== Passage provided

Economy and Society: Rubio introduces bill targeting ESG-conscious corporate policies

ESG Developments This Week

In Washington, D.C.

Rubio introduces bill targeting ESG-conscious corporate policies

U.S. Senator Marco Rubio (R-Fla.) on September 23 introduced the Mind Your Own Business Act, which would allow a company’s shareholders to sue the company if it adopts policies that shareholders claim are not in the company’s best interest. The legislation aims to address the corporate adoption of what Rubio describes as woke culture.

“In the case of the ‘woke corporations,’ if a company is going to boycott a state, if a company is going to pull a product off the market because it has an American flag on it and that might offend some people — if a company is going to make these decisions under pressure from either the ‘woke culture’ or some employee uprising internally that is pushing them in this direction, then they should have to justify to their large shareholders why they’ve done it and why that’s in the best interest of the company,” said Rubio in an interview on Fox Business Network.

The Mind Your Own Business Act would require corporations to demonstrate that their actions support the best interests of their shareholders “in order to avoid liability for breach of fiduciary duty in shareholder litigation over corporate actions relating to certain social policies,” according to the legislation. If the bill becomes law, corporate directors and officers could be held liable in the event that corporate actions fail to align with shareholders’ best interests.

Putting the T (for taxes) in ESG

In a piece published by Bloomberg Tax, PwC’s Kathryn Kaminsky suggested that companies put “the ‘T’ in ESG.” She wrote:

“While tax may not be thought of as being at the forefront of this revolution, it has been involved from the beginning—and it’s accelerating. Investors are not only asking about the sustainability of tax rates, but internal governance and tax risk monitoring too. The number of rating agencies ranking companies for environmental measures and tax is increasing as well. As is the number of voluntary sustainability reporting boards, such as the Global Reporting Initiative (GRI) and the International Business Council (IBC). And earlier this year, the Securities and Exchange Commission (SEC) issued a request for input on climate change disclosures.

In this new era when everyone is talking about ESG, it’s important to understand how tax fits into the larger picture. Considering tax early and often can provide a strategic advantage for businesses and their stakeholders….

It’s important for companies to tell one comprehensive business story, especially around complex, sometimes non-intuitive data (tax reports!). This helps to meet stakeholder needs and expectations and ensures that the data is presented in the right context….

Tax is complicated and often nuanced. Professionals need to understand the legal and regulatory landscape while also working to hold both shareholders and stakeholders in mind. Considering stakeholders and shareholders is not an either/or proposition—it’s an “and” opportunity. ESG creates an opportunity for tax professionals to restart that conversation. Right now, regulators and companies are building ESG standards and practices. Let’s build tax standards along with it, building greater societal trust and resiliency in the process.”

Many ESG critics have claimed that ESG is “whatever you want it to be.” This is reflected in the variety among and discrepancies between various ESG ratings (which is why many critics advocate for standardization among rating agencies). If one of the major accounting agencies is advocating for taxes to be part of the ESG calculation, then it is likely that the other three, not to mention various governments, are interested in the perceived sustainability of corporate tax practices. It is also likelygiven the differences in their probable perspectives on the importance of corporate tax behaviors​​that these various stakeholders will define sustainability quite differently. And that means, in turn, that personal definitions of ESG might continue to vary significantly.

====
== Provided data

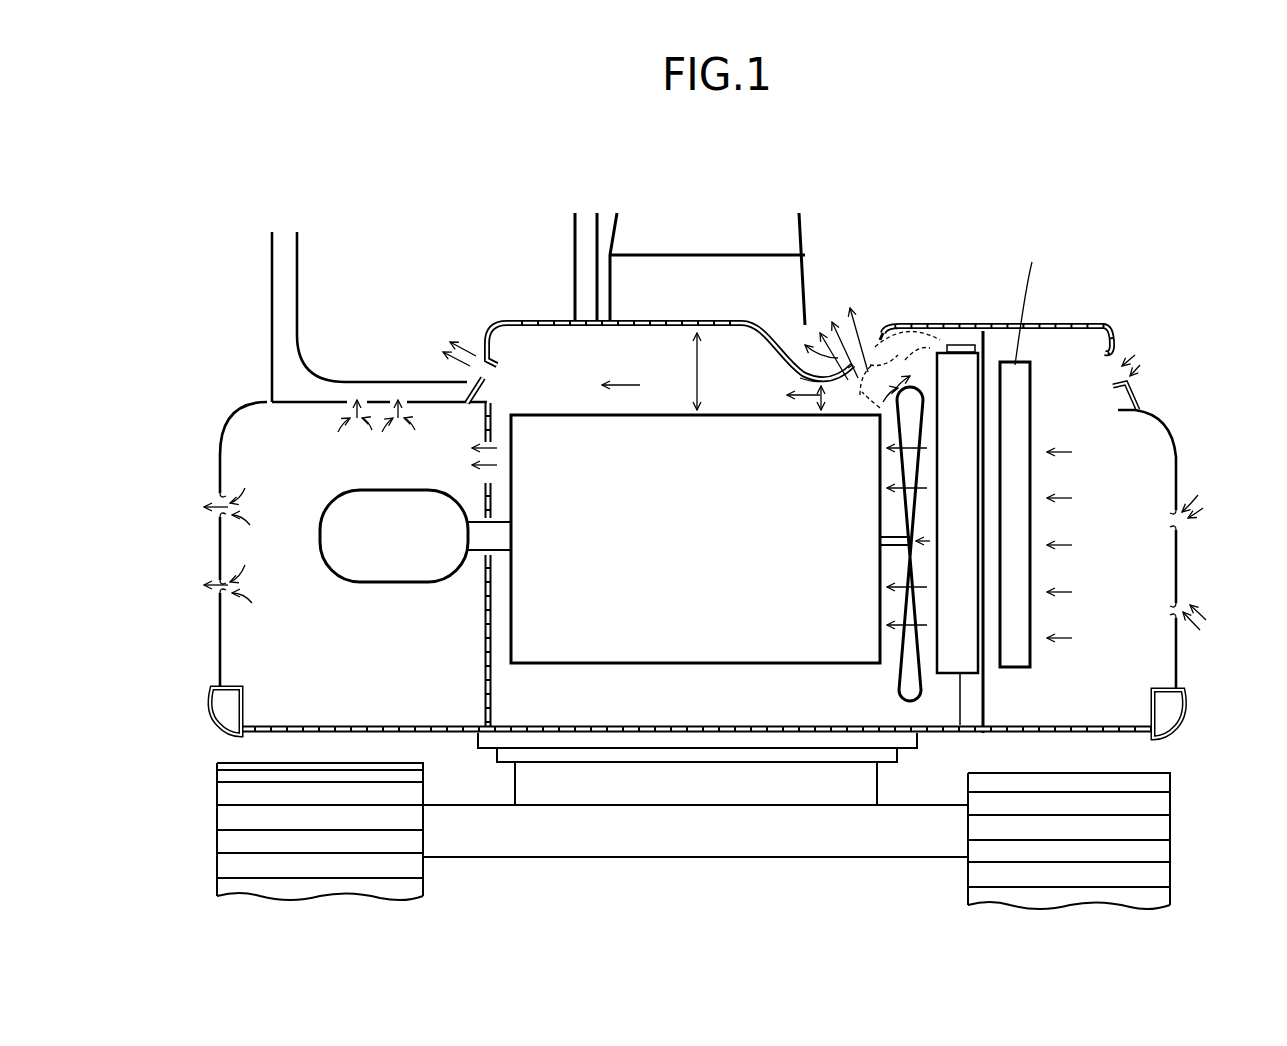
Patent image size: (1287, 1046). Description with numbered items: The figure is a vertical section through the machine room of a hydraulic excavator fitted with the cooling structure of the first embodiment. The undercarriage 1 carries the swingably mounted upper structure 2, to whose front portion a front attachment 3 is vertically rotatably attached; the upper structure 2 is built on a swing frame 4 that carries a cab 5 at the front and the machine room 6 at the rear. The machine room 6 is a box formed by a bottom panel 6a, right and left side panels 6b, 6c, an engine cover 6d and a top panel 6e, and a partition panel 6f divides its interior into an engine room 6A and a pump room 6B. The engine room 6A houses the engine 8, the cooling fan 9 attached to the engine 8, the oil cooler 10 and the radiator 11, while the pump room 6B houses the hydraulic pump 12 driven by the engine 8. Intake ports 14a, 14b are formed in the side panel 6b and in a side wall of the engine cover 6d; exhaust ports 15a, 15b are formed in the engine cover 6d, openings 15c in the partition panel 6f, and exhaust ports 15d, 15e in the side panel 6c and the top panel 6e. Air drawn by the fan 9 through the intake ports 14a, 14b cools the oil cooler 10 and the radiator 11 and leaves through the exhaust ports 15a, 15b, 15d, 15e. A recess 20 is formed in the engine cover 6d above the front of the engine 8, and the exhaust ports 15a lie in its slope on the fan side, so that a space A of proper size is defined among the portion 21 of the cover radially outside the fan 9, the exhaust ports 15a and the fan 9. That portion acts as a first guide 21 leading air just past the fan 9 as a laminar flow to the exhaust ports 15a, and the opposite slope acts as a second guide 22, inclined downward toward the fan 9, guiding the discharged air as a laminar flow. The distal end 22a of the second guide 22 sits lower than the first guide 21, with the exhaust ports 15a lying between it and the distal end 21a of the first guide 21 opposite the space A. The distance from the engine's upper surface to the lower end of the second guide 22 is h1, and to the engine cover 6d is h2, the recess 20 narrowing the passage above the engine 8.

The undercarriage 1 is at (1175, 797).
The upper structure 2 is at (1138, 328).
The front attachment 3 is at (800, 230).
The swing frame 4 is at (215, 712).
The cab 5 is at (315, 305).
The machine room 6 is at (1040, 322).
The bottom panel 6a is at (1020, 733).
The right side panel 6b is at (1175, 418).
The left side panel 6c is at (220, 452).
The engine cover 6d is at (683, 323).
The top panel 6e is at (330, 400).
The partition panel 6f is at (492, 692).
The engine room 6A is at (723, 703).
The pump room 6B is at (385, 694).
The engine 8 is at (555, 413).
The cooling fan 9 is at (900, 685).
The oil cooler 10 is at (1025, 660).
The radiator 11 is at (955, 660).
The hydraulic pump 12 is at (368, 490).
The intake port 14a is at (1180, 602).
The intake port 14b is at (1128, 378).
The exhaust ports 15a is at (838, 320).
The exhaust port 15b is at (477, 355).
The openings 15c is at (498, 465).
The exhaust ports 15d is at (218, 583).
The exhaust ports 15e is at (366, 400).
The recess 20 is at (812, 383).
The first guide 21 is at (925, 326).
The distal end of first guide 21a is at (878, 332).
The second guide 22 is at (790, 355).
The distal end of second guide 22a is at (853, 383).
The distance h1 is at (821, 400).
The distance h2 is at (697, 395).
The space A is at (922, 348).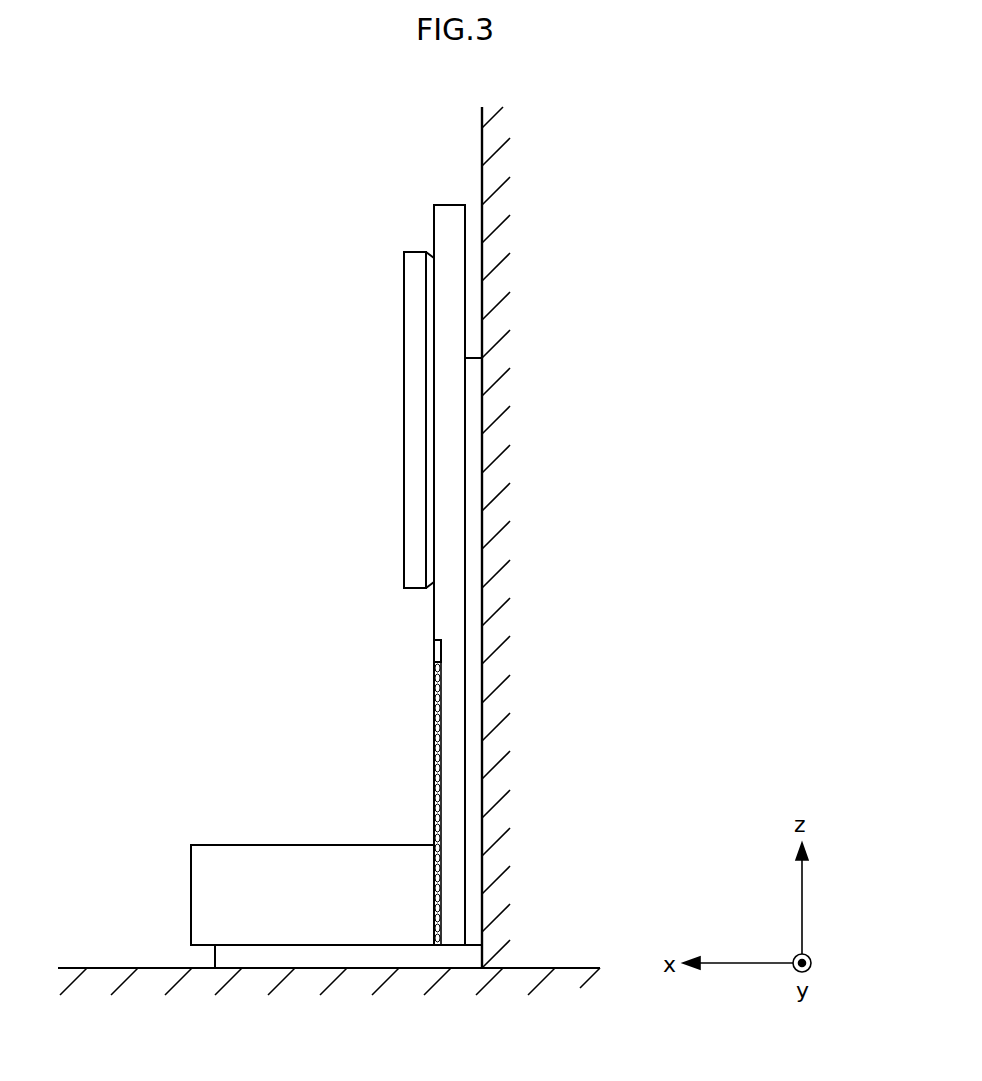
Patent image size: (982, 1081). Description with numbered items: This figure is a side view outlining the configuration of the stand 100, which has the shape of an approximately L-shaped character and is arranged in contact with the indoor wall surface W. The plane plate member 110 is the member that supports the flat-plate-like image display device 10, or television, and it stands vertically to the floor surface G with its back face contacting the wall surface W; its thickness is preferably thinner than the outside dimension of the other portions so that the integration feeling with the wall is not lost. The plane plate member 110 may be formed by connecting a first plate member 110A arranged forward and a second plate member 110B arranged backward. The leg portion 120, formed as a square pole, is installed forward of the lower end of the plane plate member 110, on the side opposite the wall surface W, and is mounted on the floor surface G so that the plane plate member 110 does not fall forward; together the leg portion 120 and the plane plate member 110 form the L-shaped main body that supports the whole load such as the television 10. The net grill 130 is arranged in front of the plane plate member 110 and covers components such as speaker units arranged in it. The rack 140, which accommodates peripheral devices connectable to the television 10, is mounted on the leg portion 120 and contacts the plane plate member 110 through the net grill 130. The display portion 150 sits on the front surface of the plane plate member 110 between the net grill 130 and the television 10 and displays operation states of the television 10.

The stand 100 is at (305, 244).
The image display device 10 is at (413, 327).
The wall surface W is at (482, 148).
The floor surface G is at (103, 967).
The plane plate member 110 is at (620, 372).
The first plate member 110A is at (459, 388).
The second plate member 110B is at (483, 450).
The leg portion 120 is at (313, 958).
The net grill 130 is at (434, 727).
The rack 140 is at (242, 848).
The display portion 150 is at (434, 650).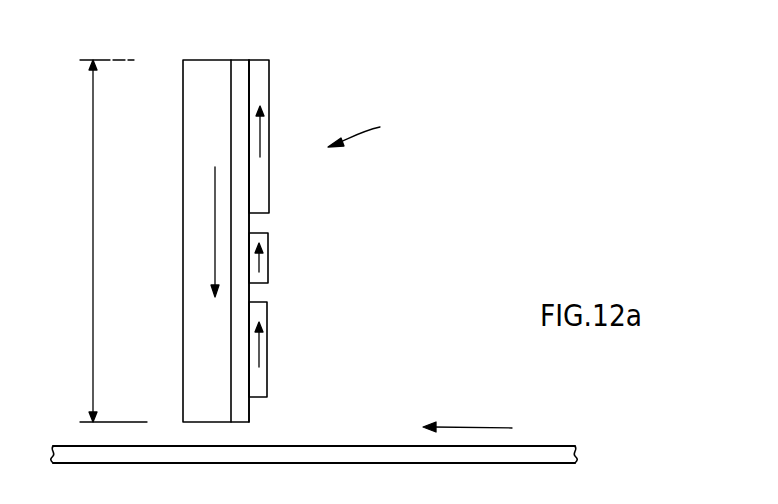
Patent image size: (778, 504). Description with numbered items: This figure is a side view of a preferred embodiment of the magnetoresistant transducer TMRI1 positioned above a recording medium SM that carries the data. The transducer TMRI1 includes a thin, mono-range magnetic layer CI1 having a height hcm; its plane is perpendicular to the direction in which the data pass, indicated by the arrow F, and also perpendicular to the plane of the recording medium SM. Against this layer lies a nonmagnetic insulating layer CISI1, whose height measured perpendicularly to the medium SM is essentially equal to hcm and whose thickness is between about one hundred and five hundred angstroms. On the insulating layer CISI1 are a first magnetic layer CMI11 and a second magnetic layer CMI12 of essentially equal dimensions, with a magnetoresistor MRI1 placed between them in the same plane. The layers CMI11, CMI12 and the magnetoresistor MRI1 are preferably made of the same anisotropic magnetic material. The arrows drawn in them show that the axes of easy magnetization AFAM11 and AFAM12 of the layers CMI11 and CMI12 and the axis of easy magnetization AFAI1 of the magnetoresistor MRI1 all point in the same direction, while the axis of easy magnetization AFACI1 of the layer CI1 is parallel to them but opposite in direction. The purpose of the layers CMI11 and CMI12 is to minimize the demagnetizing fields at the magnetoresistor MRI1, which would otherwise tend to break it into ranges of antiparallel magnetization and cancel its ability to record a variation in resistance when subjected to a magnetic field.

====

■ Tasks and exercises:
a) In the ESG roundup, on what date did Senator Marco Rubio introduce the Mind Your Own Business Act?
b) Summarize the ESG roundup in two sentences.

■ Task-by-task solutions:
a) September 23

b) Senator Marco Rubio introduced the Mind Your Own Business Act, which would let shareholders sue a company over policies they claim are not in its best interest and would require corporations to show that their actions support shareholders' best interests to avoid liability. In a piece for Bloomberg Tax, PwC's Kathryn Kaminsky urged companies to put taxes into ESG, writing that considering tax early and often can give businesses and their stakeholders a strategic advantage.